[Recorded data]
[start]
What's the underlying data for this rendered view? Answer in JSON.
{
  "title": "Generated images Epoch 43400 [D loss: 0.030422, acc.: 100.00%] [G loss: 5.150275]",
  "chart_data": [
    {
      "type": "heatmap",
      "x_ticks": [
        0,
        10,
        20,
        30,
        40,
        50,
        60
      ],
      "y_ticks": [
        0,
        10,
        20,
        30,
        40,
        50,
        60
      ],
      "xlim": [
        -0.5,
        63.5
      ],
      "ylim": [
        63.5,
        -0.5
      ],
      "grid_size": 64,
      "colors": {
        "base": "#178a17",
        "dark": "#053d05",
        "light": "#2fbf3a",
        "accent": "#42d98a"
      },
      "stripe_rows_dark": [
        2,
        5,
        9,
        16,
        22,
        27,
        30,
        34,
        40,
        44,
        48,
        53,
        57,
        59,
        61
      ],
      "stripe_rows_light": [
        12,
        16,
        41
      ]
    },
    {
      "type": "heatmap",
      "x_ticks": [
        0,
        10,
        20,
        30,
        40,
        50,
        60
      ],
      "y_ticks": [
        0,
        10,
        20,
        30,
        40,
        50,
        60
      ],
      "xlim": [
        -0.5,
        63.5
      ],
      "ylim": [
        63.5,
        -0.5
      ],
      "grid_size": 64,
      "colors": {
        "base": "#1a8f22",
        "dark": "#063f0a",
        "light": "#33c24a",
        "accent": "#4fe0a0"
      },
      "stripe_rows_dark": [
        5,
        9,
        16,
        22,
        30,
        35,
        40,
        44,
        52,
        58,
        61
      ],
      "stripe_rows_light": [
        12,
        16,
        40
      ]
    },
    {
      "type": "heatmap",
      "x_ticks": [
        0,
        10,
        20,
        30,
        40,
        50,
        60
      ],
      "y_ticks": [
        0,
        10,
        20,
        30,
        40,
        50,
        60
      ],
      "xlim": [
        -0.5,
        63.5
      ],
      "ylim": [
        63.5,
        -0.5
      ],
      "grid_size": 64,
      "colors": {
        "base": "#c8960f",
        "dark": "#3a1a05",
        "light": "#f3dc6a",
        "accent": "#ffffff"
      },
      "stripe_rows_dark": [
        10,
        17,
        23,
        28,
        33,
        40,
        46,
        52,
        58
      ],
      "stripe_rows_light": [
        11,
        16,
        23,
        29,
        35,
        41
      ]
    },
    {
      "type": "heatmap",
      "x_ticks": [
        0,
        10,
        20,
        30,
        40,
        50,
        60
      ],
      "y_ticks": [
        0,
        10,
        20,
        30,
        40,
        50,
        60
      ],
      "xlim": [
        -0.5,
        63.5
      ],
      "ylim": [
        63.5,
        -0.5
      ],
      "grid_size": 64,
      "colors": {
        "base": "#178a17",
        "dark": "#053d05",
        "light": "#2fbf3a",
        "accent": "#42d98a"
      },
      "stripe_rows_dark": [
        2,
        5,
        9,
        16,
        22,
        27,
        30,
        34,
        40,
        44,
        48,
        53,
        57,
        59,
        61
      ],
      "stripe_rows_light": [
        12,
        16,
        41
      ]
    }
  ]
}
[end]
Type the material above out again, exactly.

What's the underlying data for this rendered view? Answer in JSON.
{
  "title": "Generated images Epoch 43400 [D loss: 0.030422, acc.: 100.00%] [G loss: 5.150275]",
  "chart_data": [
    {
      "type": "heatmap",
      "x_ticks": [
        0,
        10,
        20,
        30,
        40,
        50,
        60
      ],
      "y_ticks": [
        0,
        10,
        20,
        30,
        40,
        50,
        60
      ],
      "xlim": [
        -0.5,
        63.5
      ],
      "ylim": [
        63.5,
        -0.5
      ],
      "grid_size": 64,
      "colors": {
        "base": "#178a17",
        "dark": "#053d05",
        "light": "#2fbf3a",
        "accent": "#42d98a"
      },
      "stripe_rows_dark": [
        2,
        5,
        9,
        16,
        22,
        27,
        30,
        34,
        40,
        44,
        48,
        53,
        57,
        59,
        61
      ],
      "stripe_rows_light": [
        12,
        16,
        41
      ]
    },
    {
      "type": "heatmap",
      "x_ticks": [
        0,
        10,
        20,
        30,
        40,
        50,
        60
      ],
      "y_ticks": [
        0,
        10,
        20,
        30,
        40,
        50,
        60
      ],
      "xlim": [
        -0.5,
        63.5
      ],
      "ylim": [
        63.5,
        -0.5
      ],
      "grid_size": 64,
      "colors": {
        "base": "#1a8f22",
        "dark": "#063f0a",
        "light": "#33c24a",
        "accent": "#4fe0a0"
      },
      "stripe_rows_dark": [
        5,
        9,
        16,
        22,
        30,
        35,
        40,
        44,
        52,
        58,
        61
      ],
      "stripe_rows_light": [
        12,
        16,
        40
      ]
    },
    {
      "type": "heatmap",
      "x_ticks": [
        0,
        10,
        20,
        30,
        40,
        50,
        60
      ],
      "y_ticks": [
        0,
        10,
        20,
        30,
        40,
        50,
        60
      ],
      "xlim": [
        -0.5,
        63.5
      ],
      "ylim": [
        63.5,
        -0.5
      ],
      "grid_size": 64,
      "colors": {
        "base": "#c8960f",
        "dark": "#3a1a05",
        "light": "#f3dc6a",
        "accent": "#ffffff"
      },
      "stripe_rows_dark": [
        10,
        17,
        23,
        28,
        33,
        40,
        46,
        52,
        58
      ],
      "stripe_rows_light": [
        11,
        16,
        23,
        29,
        35,
        41
      ]
    },
    {
      "type": "heatmap",
      "x_ticks": [
        0,
        10,
        20,
        30,
        40,
        50,
        60
      ],
      "y_ticks": [
        0,
        10,
        20,
        30,
        40,
        50,
        60
      ],
      "xlim": [
        -0.5,
        63.5
      ],
      "ylim": [
        63.5,
        -0.5
      ],
      "grid_size": 64,
      "colors": {
        "base": "#178a17",
        "dark": "#053d05",
        "light": "#2fbf3a",
        "accent": "#42d98a"
      },
      "stripe_rows_dark": [
        2,
        5,
        9,
        16,
        22,
        27,
        30,
        34,
        40,
        44,
        48,
        53,
        57,
        59,
        61
      ],
      "stripe_rows_light": [
        12,
        16,
        41
      ]
    }
  ]
}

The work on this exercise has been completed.